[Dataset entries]

START

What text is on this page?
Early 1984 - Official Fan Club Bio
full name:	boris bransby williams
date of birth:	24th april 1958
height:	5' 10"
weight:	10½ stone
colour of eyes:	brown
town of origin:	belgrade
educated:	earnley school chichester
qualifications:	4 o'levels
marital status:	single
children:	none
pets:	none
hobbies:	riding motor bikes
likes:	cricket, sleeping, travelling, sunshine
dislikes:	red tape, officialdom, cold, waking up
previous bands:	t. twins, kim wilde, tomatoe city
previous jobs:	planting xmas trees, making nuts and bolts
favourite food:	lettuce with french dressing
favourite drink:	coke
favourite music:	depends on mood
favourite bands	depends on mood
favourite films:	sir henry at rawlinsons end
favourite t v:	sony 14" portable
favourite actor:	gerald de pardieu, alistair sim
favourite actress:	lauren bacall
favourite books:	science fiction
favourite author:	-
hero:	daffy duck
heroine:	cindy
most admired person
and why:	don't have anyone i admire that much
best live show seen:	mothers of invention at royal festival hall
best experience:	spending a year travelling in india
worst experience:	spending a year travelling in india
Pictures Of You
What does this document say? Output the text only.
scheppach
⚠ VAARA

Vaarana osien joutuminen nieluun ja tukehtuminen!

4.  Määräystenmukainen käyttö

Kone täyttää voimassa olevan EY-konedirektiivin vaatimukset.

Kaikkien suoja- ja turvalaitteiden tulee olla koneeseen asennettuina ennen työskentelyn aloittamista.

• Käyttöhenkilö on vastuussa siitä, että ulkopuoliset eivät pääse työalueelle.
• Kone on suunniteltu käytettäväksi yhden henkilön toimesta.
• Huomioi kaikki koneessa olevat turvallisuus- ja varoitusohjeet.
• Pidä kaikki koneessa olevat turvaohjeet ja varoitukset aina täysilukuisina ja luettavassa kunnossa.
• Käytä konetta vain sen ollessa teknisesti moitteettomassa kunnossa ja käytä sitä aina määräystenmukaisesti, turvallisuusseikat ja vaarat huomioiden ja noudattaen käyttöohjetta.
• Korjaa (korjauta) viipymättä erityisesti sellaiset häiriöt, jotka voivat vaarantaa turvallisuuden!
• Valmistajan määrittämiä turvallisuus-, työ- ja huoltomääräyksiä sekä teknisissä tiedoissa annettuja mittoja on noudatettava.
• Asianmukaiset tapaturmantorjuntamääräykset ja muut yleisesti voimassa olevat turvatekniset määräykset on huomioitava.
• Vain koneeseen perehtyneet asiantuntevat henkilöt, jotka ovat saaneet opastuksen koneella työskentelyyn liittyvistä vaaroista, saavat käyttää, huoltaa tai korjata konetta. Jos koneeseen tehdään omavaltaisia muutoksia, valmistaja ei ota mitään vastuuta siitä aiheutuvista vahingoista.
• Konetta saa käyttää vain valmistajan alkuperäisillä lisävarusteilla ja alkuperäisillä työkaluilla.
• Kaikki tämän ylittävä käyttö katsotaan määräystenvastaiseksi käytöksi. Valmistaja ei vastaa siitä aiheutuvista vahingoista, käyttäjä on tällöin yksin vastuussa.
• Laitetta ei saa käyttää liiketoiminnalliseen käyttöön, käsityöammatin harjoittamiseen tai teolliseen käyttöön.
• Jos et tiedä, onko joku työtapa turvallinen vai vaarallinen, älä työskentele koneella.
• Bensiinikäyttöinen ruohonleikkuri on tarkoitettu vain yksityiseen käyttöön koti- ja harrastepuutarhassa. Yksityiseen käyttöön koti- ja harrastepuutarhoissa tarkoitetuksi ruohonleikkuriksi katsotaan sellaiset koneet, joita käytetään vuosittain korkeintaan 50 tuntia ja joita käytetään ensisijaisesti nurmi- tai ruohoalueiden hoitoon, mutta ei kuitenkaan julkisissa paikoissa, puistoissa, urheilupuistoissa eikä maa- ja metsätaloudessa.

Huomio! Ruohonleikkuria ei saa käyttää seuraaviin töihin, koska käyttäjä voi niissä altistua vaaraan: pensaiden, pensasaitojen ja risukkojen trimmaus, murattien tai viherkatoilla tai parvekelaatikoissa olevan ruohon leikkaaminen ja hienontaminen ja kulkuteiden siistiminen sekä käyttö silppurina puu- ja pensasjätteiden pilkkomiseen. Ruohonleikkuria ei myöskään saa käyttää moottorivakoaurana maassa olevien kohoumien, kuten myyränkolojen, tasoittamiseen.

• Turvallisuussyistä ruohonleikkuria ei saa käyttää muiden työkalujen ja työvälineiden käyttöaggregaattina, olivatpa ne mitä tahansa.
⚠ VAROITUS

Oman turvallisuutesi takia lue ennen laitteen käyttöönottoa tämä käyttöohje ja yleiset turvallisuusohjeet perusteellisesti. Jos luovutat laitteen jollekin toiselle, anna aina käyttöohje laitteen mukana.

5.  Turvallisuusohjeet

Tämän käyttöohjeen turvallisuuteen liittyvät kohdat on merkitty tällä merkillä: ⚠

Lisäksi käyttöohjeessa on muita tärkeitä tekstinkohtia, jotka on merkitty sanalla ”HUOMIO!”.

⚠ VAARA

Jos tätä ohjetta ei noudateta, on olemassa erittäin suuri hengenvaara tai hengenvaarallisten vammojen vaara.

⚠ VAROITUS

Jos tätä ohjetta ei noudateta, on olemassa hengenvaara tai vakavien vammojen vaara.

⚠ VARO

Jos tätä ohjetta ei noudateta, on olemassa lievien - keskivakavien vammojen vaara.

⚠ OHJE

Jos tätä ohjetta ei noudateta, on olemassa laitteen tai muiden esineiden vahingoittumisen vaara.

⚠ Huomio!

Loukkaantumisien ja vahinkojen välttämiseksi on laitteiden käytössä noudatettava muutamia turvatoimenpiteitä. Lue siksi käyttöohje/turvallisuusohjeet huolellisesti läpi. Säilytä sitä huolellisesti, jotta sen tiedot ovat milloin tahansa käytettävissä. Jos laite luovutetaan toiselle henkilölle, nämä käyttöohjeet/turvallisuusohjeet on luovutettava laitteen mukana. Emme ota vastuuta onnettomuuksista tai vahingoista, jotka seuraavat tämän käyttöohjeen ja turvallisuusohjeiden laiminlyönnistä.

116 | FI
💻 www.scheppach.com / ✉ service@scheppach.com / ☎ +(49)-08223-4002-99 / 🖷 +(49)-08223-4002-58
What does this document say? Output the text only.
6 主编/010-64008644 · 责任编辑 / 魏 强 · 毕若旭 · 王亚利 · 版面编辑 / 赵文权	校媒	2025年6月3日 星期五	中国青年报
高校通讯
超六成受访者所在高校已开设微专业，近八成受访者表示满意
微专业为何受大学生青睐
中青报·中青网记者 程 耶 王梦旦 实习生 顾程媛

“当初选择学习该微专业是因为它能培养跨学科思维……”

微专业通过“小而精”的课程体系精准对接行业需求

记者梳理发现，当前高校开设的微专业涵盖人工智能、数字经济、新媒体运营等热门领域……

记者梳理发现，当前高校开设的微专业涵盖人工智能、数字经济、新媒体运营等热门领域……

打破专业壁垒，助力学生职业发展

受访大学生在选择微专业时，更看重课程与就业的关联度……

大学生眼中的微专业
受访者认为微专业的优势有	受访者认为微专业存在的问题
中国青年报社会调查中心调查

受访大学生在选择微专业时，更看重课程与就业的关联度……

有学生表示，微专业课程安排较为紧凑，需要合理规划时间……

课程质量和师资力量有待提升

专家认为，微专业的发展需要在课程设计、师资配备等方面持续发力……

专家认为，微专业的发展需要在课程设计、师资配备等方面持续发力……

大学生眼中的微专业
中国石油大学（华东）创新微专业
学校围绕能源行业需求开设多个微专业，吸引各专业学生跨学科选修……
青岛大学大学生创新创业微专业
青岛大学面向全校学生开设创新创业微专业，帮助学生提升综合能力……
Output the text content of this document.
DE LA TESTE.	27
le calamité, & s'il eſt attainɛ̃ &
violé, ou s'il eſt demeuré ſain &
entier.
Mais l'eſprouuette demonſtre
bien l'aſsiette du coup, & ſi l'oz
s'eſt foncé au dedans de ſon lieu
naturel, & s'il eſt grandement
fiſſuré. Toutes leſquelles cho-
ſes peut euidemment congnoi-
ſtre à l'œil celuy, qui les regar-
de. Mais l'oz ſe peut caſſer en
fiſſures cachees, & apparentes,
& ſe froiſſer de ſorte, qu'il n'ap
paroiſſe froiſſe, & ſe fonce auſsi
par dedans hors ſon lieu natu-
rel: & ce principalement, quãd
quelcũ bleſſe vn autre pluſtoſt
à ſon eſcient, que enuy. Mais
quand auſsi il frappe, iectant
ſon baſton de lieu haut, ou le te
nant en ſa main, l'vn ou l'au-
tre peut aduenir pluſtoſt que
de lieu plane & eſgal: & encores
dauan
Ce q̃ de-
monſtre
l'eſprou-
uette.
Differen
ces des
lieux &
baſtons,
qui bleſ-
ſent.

END

* [TO DO]
Look through the data above. Find each line with the string "tahansa" and copy it.

* [SOLUTION FOR THIS PROBLEM]
• Turvallisuussyistä ruohonleikkuria ei saa käyttää muiden työkalujen ja työvälineiden käyttöaggregaattina, olivatpa ne mitä tahansa.
Loukkaantumisien ja vahinkojen välttämiseksi on laitteiden käytössä noudatettava muutamia turvatoimenpiteitä. Lue siksi käyttöohje/turvallisuusohjeet huolellisesti läpi. Säilytä sitä huolellisesti, jotta sen tiedot ovat milloin tahansa käytettävissä. Jos laite luovutetaan toiselle henkilölle, nämä käyttöohjeet/turvallisuusohjeet on luovutettava laitteen mukana. Emme ota vastuuta onnettomuuksista tai vahingoista, jotka seuraavat tämän käyttöohjeen ja turvallisuusohjeiden laiminlyönnistä.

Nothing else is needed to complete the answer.